> What is needed: Locate the lines that hold the string "lesquels". Copy every such line.

☆ ☆ ☆ ☆ ☆

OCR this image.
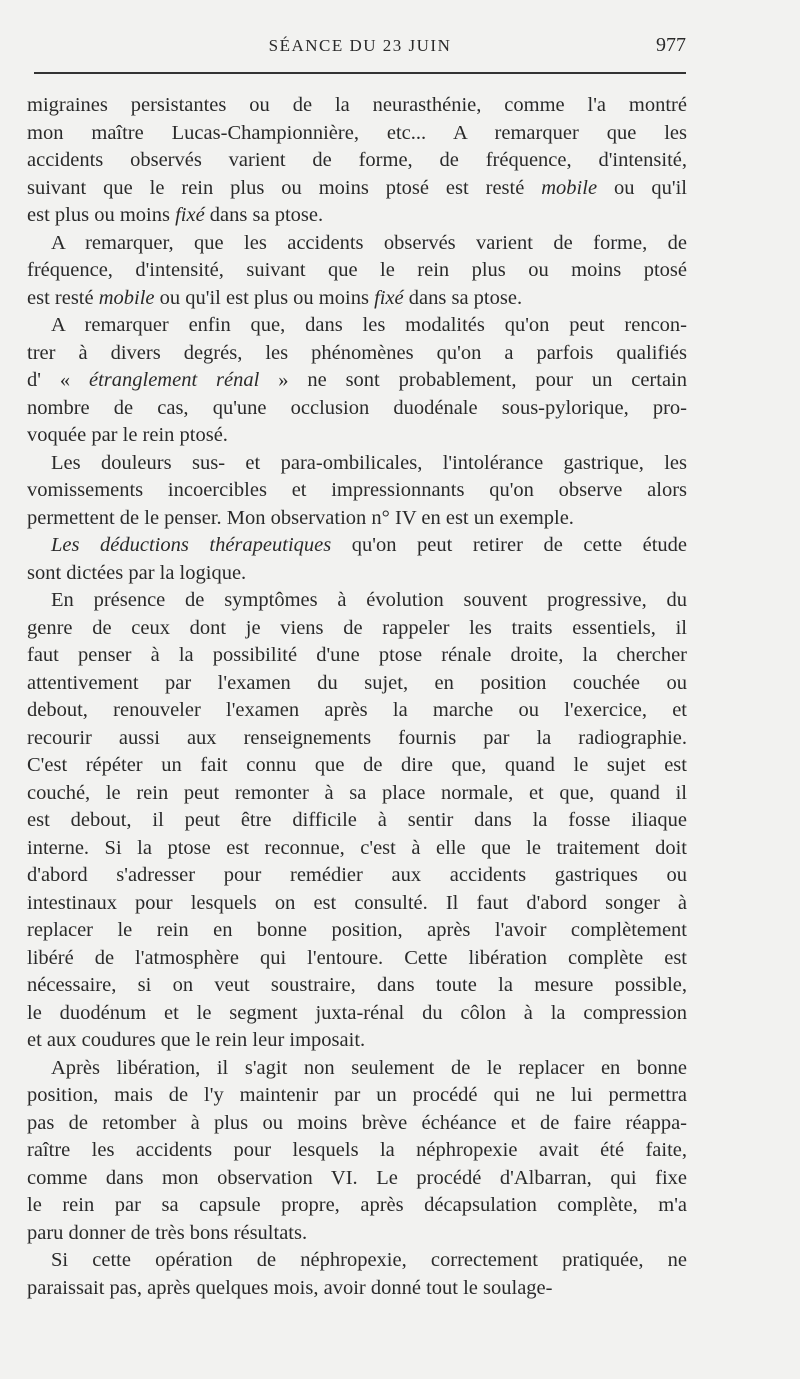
SÉANCE DU 23 JUIN	977
migraines persistantes ou de la neurasthénie, comme l'a montré
mon maître Lucas-Championnière, etc... A remarquer que les
accidents observés varient de forme, de fréquence, d'intensité,
suivant que le rein plus ou moins ptosé est resté mobile ou qu'il
est plus ou moins fixé dans sa ptose.
A remarquer, que les accidents observés varient de forme, de
fréquence, d'intensité, suivant que le rein plus ou moins ptosé
est resté mobile ou qu'il est plus ou moins fixé dans sa ptose.
A remarquer enfin que, dans les modalités qu'on peut rencon-
trer à divers degrés, les phénomènes qu'on a parfois qualifiés
d' « étranglement rénal » ne sont probablement, pour un certain
nombre de cas, qu'une occlusion duodénale sous-pylorique, pro-
voquée par le rein ptosé.
Les douleurs sus- et para-ombilicales, l'intolérance gastrique, les
vomissements incoercibles et impressionnants qu'on observe alors
permettent de le penser. Mon observation n° IV en est un exemple.
Les déductions thérapeutiques qu'on peut retirer de cette étude
sont dictées par la logique.
En présence de symptômes à évolution souvent progressive, du
genre de ceux dont je viens de rappeler les traits essentiels, il
faut penser à la possibilité d'une ptose rénale droite, la chercher
attentivement par l'examen du sujet, en position couchée ou
debout, renouveler l'examen après la marche ou l'exercice, et
recourir aussi aux renseignements fournis par la radiographie.
C'est répéter un fait connu que de dire que, quand le sujet est
couché, le rein peut remonter à sa place normale, et que, quand il
est debout, il peut être difficile à sentir dans la fosse iliaque
interne. Si la ptose est reconnue, c'est à elle que le traitement doit
d'abord s'adresser pour remédier aux accidents gastriques ou
intestinaux pour lesquels on est consulté. Il faut d'abord songer à
replacer le rein en bonne position, après l'avoir complètement
libéré de l'atmosphère qui l'entoure. Cette libération complète est
nécessaire, si on veut soustraire, dans toute la mesure possible,
le duodénum et le segment juxta-rénal du côlon à la compression
et aux coudures que le rein leur imposait.
Après libération, il s'agit non seulement de le replacer en bonne
position, mais de l'y maintenir par un procédé qui ne lui permettra
pas de retomber à plus ou moins brève échéance et de faire réappa-
raître les accidents pour lesquels la néphropexie avait été faite,
comme dans mon observation VI. Le procédé d'Albarran, qui fixe
le rein par sa capsule propre, après décapsulation complète, m'a
paru donner de très bons résultats.
Si cette opération de néphropexie, correctement pratiquée, ne
paraissait pas, après quelques mois, avoir donné tout le soulage-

☆ ☆ ☆ ☆ ☆

> Result of the exercise:
intestinaux pour lesquels on est consulté. Il faut d'abord songer à
raître les accidents pour lesquels la néphropexie avait été faite,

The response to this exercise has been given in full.